Return every line of the data below that contains the word "Jahreshoch".

■ ■ ■ ■ ■

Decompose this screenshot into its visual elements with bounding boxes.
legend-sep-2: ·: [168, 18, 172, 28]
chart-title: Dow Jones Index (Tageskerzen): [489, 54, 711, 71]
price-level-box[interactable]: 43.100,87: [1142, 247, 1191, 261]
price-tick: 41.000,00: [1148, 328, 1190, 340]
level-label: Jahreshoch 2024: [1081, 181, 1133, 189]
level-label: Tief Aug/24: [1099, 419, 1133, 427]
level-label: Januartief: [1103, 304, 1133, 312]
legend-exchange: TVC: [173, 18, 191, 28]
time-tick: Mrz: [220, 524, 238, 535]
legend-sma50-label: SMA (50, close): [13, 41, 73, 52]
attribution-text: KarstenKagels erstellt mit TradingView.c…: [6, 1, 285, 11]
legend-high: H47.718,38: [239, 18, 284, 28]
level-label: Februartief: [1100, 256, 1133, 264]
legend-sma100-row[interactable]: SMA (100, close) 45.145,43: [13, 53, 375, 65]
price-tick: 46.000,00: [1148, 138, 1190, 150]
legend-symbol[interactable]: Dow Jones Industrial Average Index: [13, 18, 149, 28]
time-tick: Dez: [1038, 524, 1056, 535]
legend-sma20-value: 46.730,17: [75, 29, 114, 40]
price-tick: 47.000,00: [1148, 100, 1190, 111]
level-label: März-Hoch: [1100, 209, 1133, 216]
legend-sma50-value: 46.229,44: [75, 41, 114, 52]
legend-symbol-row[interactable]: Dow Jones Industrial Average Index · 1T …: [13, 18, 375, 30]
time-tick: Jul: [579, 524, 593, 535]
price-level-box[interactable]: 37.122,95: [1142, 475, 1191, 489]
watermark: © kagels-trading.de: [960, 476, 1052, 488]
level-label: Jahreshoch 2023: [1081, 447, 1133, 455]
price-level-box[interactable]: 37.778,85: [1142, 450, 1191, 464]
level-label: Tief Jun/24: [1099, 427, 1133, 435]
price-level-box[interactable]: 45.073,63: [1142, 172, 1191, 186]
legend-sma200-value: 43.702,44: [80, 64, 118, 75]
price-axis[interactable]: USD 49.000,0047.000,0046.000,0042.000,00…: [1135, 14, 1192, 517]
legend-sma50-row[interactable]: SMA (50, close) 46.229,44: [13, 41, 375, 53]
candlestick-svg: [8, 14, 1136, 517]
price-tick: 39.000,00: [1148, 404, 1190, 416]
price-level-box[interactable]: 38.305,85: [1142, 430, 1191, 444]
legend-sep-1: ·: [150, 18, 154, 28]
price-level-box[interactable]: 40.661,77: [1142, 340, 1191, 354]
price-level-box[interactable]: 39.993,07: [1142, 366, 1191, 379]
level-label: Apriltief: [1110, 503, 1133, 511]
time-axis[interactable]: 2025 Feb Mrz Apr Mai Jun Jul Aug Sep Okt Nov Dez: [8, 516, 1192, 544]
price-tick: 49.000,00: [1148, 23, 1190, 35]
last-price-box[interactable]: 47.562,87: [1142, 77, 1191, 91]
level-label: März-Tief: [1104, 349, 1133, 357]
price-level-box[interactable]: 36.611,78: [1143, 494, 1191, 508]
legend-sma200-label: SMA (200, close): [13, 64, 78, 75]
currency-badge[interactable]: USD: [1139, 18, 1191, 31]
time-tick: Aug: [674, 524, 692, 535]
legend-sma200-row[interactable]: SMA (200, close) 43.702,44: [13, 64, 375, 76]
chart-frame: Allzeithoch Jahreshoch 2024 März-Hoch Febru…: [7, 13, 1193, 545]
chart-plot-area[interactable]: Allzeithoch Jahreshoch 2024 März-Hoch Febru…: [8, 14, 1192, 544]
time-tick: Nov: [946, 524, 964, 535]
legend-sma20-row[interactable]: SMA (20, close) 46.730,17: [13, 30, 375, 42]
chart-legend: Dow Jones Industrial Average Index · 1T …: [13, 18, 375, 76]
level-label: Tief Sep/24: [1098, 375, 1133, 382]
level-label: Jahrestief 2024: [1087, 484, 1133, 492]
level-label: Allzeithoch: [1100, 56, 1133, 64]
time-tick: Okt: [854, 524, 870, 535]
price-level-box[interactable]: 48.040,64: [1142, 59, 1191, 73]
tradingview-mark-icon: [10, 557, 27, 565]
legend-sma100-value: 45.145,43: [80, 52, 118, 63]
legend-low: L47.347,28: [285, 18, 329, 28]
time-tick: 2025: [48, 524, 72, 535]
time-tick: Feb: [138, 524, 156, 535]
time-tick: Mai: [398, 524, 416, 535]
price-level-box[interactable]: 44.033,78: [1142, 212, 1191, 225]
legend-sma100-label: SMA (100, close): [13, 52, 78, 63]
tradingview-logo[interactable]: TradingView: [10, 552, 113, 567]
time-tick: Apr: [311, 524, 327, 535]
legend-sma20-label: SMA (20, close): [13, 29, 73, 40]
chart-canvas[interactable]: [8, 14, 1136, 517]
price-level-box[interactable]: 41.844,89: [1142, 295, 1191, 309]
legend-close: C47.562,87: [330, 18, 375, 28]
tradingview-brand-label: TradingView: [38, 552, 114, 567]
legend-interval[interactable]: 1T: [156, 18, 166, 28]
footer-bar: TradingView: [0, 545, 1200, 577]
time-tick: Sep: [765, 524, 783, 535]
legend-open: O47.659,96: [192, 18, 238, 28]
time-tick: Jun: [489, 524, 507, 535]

■ ■ ■ ■ ■

_Task result_:
level-label: Jahreshoch 2024: [1081, 181, 1133, 189]
level-label: Jahreshoch 2023: [1081, 447, 1133, 455]
chart-frame: Allzeithoch Jahreshoch 2024 März-Hoch Febru…: [7, 13, 1193, 545]
chart-plot-area[interactable]: Allzeithoch Jahreshoch 2024 März-Hoch Febru…: [8, 14, 1192, 544]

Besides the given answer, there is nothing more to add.